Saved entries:

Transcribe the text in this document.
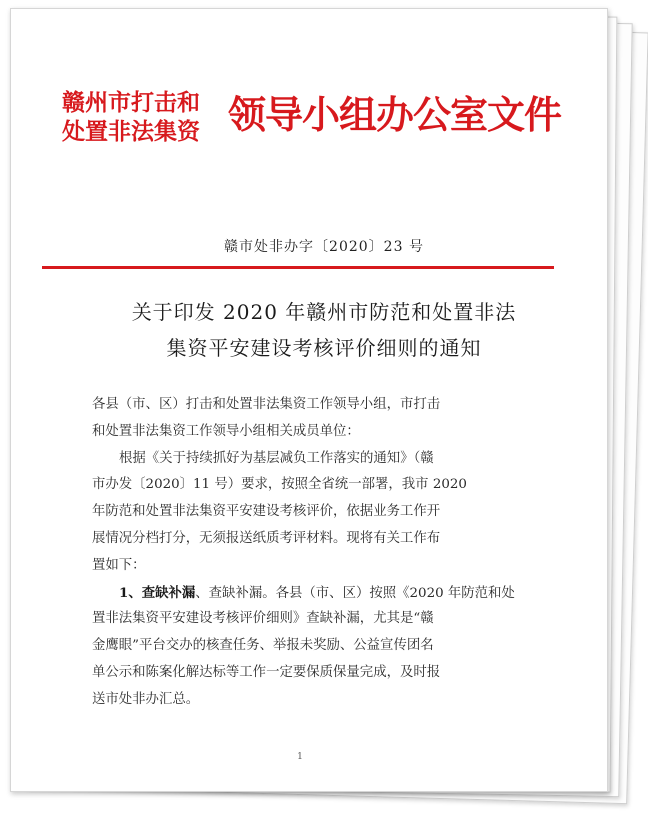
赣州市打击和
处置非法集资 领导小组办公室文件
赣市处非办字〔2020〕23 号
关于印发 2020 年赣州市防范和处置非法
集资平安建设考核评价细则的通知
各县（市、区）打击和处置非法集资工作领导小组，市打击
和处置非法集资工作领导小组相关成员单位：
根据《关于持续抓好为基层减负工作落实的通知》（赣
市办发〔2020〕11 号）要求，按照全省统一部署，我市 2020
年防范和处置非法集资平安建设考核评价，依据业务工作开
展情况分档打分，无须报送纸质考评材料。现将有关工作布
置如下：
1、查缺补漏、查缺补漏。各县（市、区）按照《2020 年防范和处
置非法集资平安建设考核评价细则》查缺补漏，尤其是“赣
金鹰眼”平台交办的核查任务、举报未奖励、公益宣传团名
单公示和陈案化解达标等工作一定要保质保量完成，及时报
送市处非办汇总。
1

==

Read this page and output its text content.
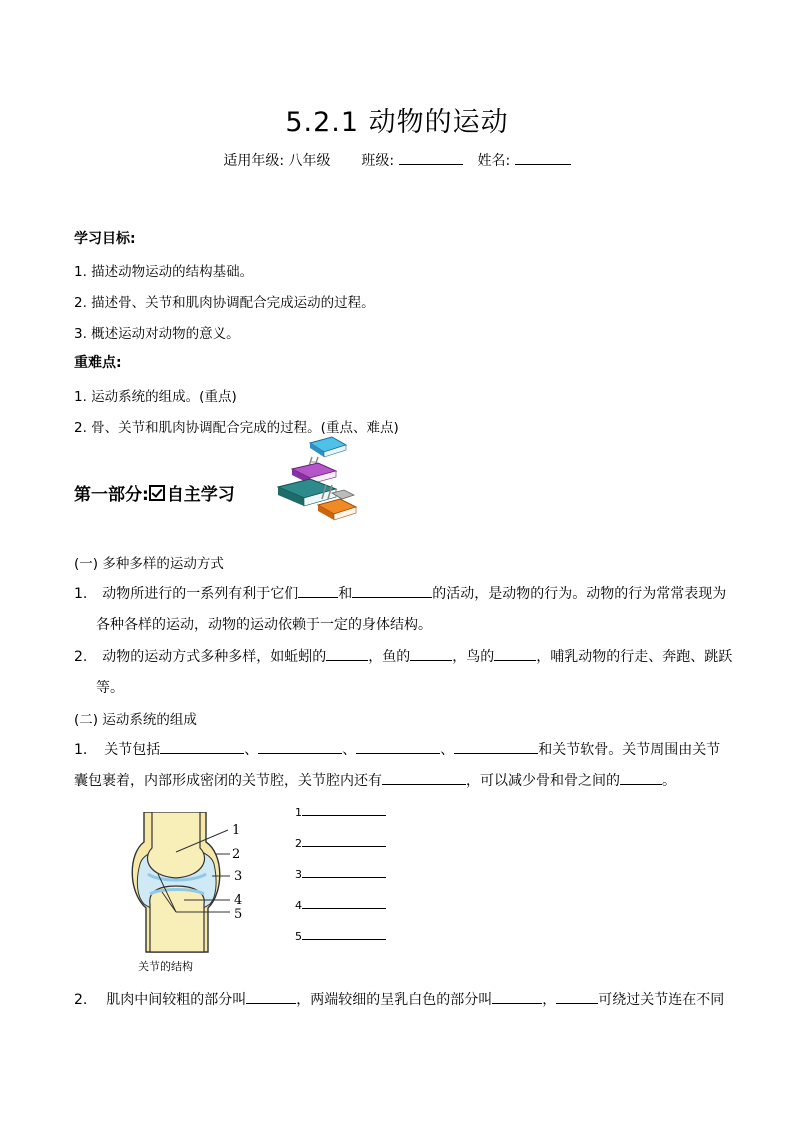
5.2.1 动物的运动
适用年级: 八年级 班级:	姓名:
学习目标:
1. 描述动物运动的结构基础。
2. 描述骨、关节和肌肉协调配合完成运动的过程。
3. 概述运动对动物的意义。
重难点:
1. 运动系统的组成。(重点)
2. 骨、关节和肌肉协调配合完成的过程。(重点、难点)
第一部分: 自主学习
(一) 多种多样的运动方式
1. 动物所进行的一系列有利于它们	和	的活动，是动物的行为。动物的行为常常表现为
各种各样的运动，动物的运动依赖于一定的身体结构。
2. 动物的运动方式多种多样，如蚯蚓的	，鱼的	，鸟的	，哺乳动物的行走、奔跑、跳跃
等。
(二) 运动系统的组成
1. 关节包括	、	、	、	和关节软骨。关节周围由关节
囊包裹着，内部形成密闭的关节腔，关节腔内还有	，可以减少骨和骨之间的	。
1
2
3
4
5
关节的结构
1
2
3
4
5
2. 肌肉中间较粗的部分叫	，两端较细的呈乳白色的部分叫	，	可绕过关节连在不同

---

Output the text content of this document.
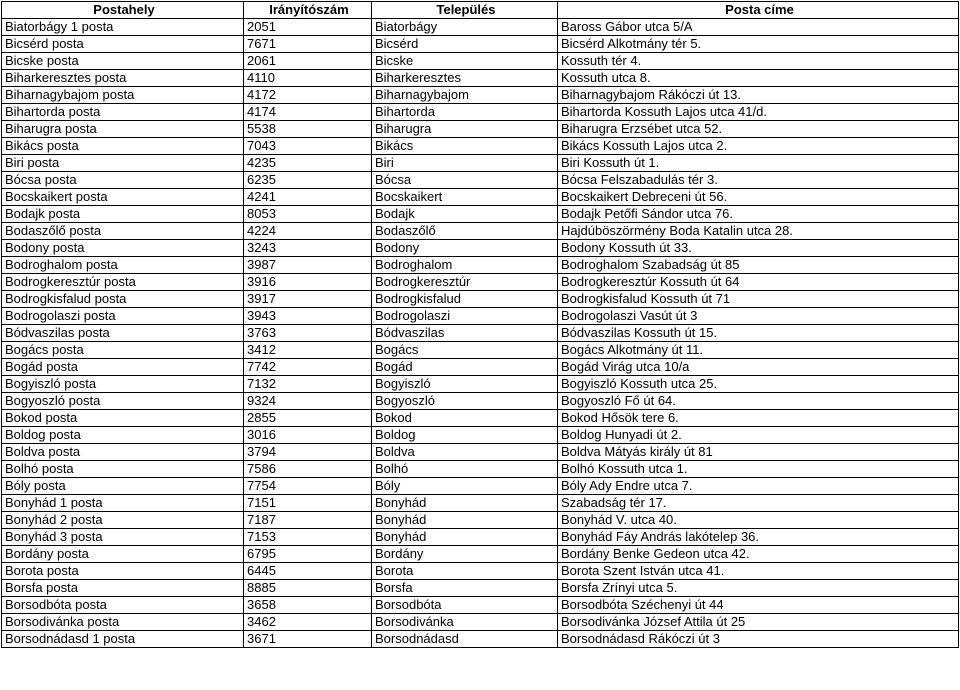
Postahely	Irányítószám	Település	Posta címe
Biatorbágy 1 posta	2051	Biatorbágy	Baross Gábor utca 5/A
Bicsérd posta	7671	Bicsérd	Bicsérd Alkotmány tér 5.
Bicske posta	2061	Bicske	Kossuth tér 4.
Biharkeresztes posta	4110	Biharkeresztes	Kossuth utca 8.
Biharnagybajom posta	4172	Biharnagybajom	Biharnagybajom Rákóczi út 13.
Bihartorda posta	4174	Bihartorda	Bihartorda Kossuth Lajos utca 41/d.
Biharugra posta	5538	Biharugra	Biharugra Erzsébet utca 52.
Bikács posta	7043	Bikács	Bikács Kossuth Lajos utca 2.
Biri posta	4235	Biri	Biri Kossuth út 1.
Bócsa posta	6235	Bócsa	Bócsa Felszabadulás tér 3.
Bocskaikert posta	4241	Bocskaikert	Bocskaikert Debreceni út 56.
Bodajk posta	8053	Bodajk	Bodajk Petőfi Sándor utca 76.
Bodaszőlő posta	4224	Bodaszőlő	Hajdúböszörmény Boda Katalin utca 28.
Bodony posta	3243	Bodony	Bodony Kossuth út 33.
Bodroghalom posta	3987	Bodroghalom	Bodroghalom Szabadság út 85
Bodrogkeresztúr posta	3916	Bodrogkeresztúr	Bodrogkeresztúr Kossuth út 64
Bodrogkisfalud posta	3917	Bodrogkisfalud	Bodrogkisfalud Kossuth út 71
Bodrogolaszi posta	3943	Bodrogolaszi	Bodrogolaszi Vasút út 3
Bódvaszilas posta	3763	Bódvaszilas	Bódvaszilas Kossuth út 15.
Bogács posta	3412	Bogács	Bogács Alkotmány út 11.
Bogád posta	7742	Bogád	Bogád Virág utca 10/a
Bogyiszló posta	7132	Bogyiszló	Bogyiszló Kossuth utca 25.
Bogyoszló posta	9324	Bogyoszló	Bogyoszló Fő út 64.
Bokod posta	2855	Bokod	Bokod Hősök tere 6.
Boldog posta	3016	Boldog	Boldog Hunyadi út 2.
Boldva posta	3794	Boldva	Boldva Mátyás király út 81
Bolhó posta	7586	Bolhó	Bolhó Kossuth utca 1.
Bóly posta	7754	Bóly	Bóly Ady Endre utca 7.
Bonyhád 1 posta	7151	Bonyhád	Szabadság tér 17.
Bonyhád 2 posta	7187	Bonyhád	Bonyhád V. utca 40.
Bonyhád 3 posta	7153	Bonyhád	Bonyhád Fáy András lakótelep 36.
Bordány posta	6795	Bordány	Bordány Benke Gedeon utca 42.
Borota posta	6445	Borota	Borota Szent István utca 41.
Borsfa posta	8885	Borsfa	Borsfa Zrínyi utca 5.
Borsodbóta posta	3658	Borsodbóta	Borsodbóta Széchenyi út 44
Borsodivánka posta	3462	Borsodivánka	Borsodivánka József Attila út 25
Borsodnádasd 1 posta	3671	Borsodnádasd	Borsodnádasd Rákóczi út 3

What the task asks:
Read through the entries and copy each line in which "Szabadság" appears.

Reply:
Bodroghalom posta	3987	Bodroghalom	Bodroghalom Szabadság út 85
Bonyhád 1 posta	7151	Bonyhád	Szabadság tér 17.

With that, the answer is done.